Rows from a dataset:
++++++++++++++++++++
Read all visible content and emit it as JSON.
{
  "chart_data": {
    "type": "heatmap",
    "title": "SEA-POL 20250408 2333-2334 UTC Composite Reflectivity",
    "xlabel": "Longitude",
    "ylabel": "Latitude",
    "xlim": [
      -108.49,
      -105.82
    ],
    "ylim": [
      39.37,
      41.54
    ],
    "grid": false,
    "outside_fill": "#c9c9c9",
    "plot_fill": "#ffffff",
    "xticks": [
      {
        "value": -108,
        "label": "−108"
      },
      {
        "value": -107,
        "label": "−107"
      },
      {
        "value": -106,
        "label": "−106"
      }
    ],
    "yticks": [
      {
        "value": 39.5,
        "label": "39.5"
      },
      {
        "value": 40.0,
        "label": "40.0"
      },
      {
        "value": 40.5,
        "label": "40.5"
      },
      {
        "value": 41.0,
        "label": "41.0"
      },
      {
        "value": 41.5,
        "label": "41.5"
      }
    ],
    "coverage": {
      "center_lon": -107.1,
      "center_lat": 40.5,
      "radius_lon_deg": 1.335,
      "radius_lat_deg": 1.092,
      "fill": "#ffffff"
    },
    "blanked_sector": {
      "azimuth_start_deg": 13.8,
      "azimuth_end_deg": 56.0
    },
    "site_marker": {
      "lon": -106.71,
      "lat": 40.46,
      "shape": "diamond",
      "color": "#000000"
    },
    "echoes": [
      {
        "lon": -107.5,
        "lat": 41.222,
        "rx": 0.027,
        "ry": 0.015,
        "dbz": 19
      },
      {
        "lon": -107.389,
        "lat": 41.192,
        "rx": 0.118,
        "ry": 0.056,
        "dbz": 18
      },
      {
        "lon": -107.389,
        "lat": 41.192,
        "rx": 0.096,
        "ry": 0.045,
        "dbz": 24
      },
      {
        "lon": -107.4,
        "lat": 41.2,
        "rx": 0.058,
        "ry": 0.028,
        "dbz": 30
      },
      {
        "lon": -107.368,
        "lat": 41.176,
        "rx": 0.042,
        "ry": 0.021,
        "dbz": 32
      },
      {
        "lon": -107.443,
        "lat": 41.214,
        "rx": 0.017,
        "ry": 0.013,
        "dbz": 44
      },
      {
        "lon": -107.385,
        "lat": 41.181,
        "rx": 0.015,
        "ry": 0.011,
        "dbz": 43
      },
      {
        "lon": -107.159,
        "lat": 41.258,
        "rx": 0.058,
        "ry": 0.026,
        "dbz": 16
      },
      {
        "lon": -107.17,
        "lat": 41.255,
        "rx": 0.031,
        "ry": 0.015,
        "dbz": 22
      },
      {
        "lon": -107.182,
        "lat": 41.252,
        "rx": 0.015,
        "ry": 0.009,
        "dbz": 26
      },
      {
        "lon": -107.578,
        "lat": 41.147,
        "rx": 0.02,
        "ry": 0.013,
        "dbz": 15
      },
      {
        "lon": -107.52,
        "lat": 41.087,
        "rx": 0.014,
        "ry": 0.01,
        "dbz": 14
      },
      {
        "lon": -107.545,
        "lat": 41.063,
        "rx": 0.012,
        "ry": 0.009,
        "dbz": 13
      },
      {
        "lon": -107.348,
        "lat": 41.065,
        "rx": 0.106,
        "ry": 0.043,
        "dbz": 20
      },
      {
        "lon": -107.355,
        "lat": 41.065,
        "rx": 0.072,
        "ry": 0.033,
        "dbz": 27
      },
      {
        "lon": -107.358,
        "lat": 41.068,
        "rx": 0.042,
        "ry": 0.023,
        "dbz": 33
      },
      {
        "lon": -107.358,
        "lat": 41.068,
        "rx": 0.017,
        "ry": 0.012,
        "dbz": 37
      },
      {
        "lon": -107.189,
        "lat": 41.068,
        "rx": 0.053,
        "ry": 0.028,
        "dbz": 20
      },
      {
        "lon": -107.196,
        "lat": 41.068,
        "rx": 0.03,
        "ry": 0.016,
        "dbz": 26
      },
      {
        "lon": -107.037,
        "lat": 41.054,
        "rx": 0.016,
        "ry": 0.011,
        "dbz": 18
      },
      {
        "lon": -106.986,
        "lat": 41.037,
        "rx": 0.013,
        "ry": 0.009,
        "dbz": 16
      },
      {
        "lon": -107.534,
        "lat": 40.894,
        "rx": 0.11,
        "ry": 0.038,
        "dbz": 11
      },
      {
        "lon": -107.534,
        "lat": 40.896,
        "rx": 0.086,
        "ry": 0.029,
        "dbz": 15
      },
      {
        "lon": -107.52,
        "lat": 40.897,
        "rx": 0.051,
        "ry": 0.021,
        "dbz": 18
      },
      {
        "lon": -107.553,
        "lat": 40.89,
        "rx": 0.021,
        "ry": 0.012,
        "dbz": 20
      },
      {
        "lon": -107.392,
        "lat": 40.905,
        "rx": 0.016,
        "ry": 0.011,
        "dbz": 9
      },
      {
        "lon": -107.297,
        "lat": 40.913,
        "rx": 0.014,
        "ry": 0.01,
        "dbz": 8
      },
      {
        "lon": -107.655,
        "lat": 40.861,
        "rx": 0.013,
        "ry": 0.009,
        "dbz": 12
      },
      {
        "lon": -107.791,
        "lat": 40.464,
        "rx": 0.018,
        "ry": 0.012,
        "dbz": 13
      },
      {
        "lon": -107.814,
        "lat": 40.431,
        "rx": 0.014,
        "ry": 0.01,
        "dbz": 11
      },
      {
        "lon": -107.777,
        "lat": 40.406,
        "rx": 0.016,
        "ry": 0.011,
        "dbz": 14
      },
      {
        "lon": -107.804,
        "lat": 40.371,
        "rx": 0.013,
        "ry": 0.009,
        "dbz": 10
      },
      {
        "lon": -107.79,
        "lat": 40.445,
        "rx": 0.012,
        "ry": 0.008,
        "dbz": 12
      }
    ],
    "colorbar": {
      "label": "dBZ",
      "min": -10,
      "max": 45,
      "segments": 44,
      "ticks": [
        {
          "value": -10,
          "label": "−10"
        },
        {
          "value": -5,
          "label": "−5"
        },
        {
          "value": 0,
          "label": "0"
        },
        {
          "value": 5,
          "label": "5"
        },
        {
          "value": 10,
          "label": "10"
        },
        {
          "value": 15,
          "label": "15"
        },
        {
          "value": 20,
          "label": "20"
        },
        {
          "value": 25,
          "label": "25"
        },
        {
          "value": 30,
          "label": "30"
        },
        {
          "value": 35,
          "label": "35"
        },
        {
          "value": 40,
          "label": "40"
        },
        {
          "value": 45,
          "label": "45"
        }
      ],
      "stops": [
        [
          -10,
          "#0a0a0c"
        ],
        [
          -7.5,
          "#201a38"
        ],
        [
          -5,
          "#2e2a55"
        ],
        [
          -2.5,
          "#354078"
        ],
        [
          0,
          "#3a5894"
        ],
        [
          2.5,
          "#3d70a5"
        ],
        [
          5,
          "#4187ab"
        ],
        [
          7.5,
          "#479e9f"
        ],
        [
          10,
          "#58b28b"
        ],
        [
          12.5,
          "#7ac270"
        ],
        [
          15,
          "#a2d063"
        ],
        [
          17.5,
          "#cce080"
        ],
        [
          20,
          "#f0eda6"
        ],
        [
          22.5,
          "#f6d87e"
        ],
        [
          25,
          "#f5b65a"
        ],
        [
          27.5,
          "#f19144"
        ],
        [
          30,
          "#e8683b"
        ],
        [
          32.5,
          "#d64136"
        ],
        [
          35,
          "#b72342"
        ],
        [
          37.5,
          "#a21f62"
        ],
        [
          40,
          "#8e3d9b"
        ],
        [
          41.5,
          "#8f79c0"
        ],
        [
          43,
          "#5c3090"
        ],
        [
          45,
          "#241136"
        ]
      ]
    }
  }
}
++++++++++++++++++++
• Exercise requirements: Your task is to quote all of the data word for word.

• Final answer:
Read all visible content and emit it as JSON.
{
  "chart_data": {
    "type": "heatmap",
    "title": "SEA-POL 20250408 2333-2334 UTC Composite Reflectivity",
    "xlabel": "Longitude",
    "ylabel": "Latitude",
    "xlim": [
      -108.49,
      -105.82
    ],
    "ylim": [
      39.37,
      41.54
    ],
    "grid": false,
    "outside_fill": "#c9c9c9",
    "plot_fill": "#ffffff",
    "xticks": [
      {
        "value": -108,
        "label": "−108"
      },
      {
        "value": -107,
        "label": "−107"
      },
      {
        "value": -106,
        "label": "−106"
      }
    ],
    "yticks": [
      {
        "value": 39.5,
        "label": "39.5"
      },
      {
        "value": 40.0,
        "label": "40.0"
      },
      {
        "value": 40.5,
        "label": "40.5"
      },
      {
        "value": 41.0,
        "label": "41.0"
      },
      {
        "value": 41.5,
        "label": "41.5"
      }
    ],
    "coverage": {
      "center_lon": -107.1,
      "center_lat": 40.5,
      "radius_lon_deg": 1.335,
      "radius_lat_deg": 1.092,
      "fill": "#ffffff"
    },
    "blanked_sector": {
      "azimuth_start_deg": 13.8,
      "azimuth_end_deg": 56.0
    },
    "site_marker": {
      "lon": -106.71,
      "lat": 40.46,
      "shape": "diamond",
      "color": "#000000"
    },
    "echoes": [
      {
        "lon": -107.5,
        "lat": 41.222,
        "rx": 0.027,
        "ry": 0.015,
        "dbz": 19
      },
      {
        "lon": -107.389,
        "lat": 41.192,
        "rx": 0.118,
        "ry": 0.056,
        "dbz": 18
      },
      {
        "lon": -107.389,
        "lat": 41.192,
        "rx": 0.096,
        "ry": 0.045,
        "dbz": 24
      },
      {
        "lon": -107.4,
        "lat": 41.2,
        "rx": 0.058,
        "ry": 0.028,
        "dbz": 30
      },
      {
        "lon": -107.368,
        "lat": 41.176,
        "rx": 0.042,
        "ry": 0.021,
        "dbz": 32
      },
      {
        "lon": -107.443,
        "lat": 41.214,
        "rx": 0.017,
        "ry": 0.013,
        "dbz": 44
      },
      {
        "lon": -107.385,
        "lat": 41.181,
        "rx": 0.015,
        "ry": 0.011,
        "dbz": 43
      },
      {
        "lon": -107.159,
        "lat": 41.258,
        "rx": 0.058,
        "ry": 0.026,
        "dbz": 16
      },
      {
        "lon": -107.17,
        "lat": 41.255,
        "rx": 0.031,
        "ry": 0.015,
        "dbz": 22
      },
      {
        "lon": -107.182,
        "lat": 41.252,
        "rx": 0.015,
        "ry": 0.009,
        "dbz": 26
      },
      {
        "lon": -107.578,
        "lat": 41.147,
        "rx": 0.02,
        "ry": 0.013,
        "dbz": 15
      },
      {
        "lon": -107.52,
        "lat": 41.087,
        "rx": 0.014,
        "ry": 0.01,
        "dbz": 14
      },
      {
        "lon": -107.545,
        "lat": 41.063,
        "rx": 0.012,
        "ry": 0.009,
        "dbz": 13
      },
      {
        "lon": -107.348,
        "lat": 41.065,
        "rx": 0.106,
        "ry": 0.043,
        "dbz": 20
      },
      {
        "lon": -107.355,
        "lat": 41.065,
        "rx": 0.072,
        "ry": 0.033,
        "dbz": 27
      },
      {
        "lon": -107.358,
        "lat": 41.068,
        "rx": 0.042,
        "ry": 0.023,
        "dbz": 33
      },
      {
        "lon": -107.358,
        "lat": 41.068,
        "rx": 0.017,
        "ry": 0.012,
        "dbz": 37
      },
      {
        "lon": -107.189,
        "lat": 41.068,
        "rx": 0.053,
        "ry": 0.028,
        "dbz": 20
      },
      {
        "lon": -107.196,
        "lat": 41.068,
        "rx": 0.03,
        "ry": 0.016,
        "dbz": 26
      },
      {
        "lon": -107.037,
        "lat": 41.054,
        "rx": 0.016,
        "ry": 0.011,
        "dbz": 18
      },
      {
        "lon": -106.986,
        "lat": 41.037,
        "rx": 0.013,
        "ry": 0.009,
        "dbz": 16
      },
      {
        "lon": -107.534,
        "lat": 40.894,
        "rx": 0.11,
        "ry": 0.038,
        "dbz": 11
      },
      {
        "lon": -107.534,
        "lat": 40.896,
        "rx": 0.086,
        "ry": 0.029,
        "dbz": 15
      },
      {
        "lon": -107.52,
        "lat": 40.897,
        "rx": 0.051,
        "ry": 0.021,
        "dbz": 18
      },
      {
        "lon": -107.553,
        "lat": 40.89,
        "rx": 0.021,
        "ry": 0.012,
        "dbz": 20
      },
      {
        "lon": -107.392,
        "lat": 40.905,
        "rx": 0.016,
        "ry": 0.011,
        "dbz": 9
      },
      {
        "lon": -107.297,
        "lat": 40.913,
        "rx": 0.014,
        "ry": 0.01,
        "dbz": 8
      },
      {
        "lon": -107.655,
        "lat": 40.861,
        "rx": 0.013,
        "ry": 0.009,
        "dbz": 12
      },
      {
        "lon": -107.791,
        "lat": 40.464,
        "rx": 0.018,
        "ry": 0.012,
        "dbz": 13
      },
      {
        "lon": -107.814,
        "lat": 40.431,
        "rx": 0.014,
        "ry": 0.01,
        "dbz": 11
      },
      {
        "lon": -107.777,
        "lat": 40.406,
        "rx": 0.016,
        "ry": 0.011,
        "dbz": 14
      },
      {
        "lon": -107.804,
        "lat": 40.371,
        "rx": 0.013,
        "ry": 0.009,
        "dbz": 10
      },
      {
        "lon": -107.79,
        "lat": 40.445,
        "rx": 0.012,
        "ry": 0.008,
        "dbz": 12
      }
    ],
    "colorbar": {
      "label": "dBZ",
      "min": -10,
      "max": 45,
      "segments": 44,
      "ticks": [
        {
          "value": -10,
          "label": "−10"
        },
        {
          "value": -5,
          "label": "−5"
        },
        {
          "value": 0,
          "label": "0"
        },
        {
          "value": 5,
          "label": "5"
        },
        {
          "value": 10,
          "label": "10"
        },
        {
          "value": 15,
          "label": "15"
        },
        {
          "value": 20,
          "label": "20"
        },
        {
          "value": 25,
          "label": "25"
        },
        {
          "value": 30,
          "label": "30"
        },
        {
          "value": 35,
          "label": "35"
        },
        {
          "value": 40,
          "label": "40"
        },
        {
          "value": 45,
          "label": "45"
        }
      ],
      "stops": [
        [
          -10,
          "#0a0a0c"
        ],
        [
          -7.5,
          "#201a38"
        ],
        [
          -5,
          "#2e2a55"
        ],
        [
          -2.5,
          "#354078"
        ],
        [
          0,
          "#3a5894"
        ],
        [
          2.5,
          "#3d70a5"
        ],
        [
          5,
          "#4187ab"
        ],
        [
          7.5,
          "#479e9f"
        ],
        [
          10,
          "#58b28b"
        ],
        [
          12.5,
          "#7ac270"
        ],
        [
          15,
          "#a2d063"
        ],
        [
          17.5,
          "#cce080"
        ],
        [
          20,
          "#f0eda6"
        ],
        [
          22.5,
          "#f6d87e"
        ],
        [
          25,
          "#f5b65a"
        ],
        [
          27.5,
          "#f19144"
        ],
        [
          30,
          "#e8683b"
        ],
        [
          32.5,
          "#d64136"
        ],
        [
          35,
          "#b72342"
        ],
        [
          37.5,
          "#a21f62"
        ],
        [
          40,
          "#8e3d9b"
        ],
        [
          41.5,
          "#8f79c0"
        ],
        [
          43,
          "#5c3090"
        ],
        [
          45,
          "#241136"
        ]
      ]
    }
  }
}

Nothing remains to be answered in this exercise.